## Exercise
Below is a block of records. Copy every line in it that contains the word "JSON".

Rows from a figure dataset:
#####
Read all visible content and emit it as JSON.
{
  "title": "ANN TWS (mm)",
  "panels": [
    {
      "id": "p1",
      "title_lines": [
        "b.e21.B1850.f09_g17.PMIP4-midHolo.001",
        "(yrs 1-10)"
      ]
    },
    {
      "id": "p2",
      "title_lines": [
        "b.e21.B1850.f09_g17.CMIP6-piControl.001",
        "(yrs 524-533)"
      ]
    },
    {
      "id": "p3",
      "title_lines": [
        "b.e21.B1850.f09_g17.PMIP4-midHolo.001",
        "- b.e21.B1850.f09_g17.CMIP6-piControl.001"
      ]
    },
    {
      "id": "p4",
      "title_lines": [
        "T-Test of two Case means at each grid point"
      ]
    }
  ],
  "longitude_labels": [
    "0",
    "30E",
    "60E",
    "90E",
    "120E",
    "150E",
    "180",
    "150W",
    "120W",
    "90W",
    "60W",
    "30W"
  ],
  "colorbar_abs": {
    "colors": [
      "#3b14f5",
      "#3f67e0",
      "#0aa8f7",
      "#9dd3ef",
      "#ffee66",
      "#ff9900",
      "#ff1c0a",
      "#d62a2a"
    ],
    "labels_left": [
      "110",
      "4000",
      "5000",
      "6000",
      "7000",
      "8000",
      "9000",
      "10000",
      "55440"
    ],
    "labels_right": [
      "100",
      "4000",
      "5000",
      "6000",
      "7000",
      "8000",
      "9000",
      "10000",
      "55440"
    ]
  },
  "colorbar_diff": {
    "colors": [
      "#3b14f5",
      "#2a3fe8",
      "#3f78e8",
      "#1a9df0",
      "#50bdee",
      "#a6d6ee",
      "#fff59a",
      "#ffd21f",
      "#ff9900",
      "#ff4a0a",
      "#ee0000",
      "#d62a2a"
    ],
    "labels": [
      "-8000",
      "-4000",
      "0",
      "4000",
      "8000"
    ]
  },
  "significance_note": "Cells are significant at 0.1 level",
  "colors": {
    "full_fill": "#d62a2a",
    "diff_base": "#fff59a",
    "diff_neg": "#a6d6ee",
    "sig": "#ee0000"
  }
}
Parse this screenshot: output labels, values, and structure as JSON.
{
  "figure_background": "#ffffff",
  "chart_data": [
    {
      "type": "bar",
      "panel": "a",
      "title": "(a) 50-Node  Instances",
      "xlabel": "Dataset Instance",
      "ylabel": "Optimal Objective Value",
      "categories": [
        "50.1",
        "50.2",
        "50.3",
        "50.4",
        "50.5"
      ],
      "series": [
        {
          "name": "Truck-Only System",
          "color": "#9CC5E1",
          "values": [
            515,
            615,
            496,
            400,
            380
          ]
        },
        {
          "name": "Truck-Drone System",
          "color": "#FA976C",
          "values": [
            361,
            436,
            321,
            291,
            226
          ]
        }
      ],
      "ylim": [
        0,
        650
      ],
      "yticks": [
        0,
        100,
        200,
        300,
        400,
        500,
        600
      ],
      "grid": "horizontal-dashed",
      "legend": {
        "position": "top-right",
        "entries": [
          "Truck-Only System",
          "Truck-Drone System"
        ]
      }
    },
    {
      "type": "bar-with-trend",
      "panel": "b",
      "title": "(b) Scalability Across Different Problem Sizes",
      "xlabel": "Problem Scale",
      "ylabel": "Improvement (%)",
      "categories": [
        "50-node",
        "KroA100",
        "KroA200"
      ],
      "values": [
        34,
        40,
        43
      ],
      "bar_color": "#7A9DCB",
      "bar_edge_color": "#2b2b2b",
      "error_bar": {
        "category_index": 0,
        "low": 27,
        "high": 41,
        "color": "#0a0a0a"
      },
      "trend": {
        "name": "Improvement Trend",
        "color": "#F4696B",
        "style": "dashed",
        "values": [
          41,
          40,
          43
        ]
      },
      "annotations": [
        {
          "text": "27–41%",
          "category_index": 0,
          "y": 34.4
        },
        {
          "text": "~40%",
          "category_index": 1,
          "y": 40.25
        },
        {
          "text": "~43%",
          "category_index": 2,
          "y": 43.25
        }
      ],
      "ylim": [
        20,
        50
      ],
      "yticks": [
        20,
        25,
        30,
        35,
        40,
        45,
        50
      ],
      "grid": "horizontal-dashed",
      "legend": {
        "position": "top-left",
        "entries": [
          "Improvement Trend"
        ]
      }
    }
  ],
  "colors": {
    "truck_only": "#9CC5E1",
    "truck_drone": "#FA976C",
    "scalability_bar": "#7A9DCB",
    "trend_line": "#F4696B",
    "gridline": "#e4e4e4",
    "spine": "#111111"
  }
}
#####
## Result
Read all visible content and emit it as JSON.
Parse this screenshot: output labels, values, and structure as JSON.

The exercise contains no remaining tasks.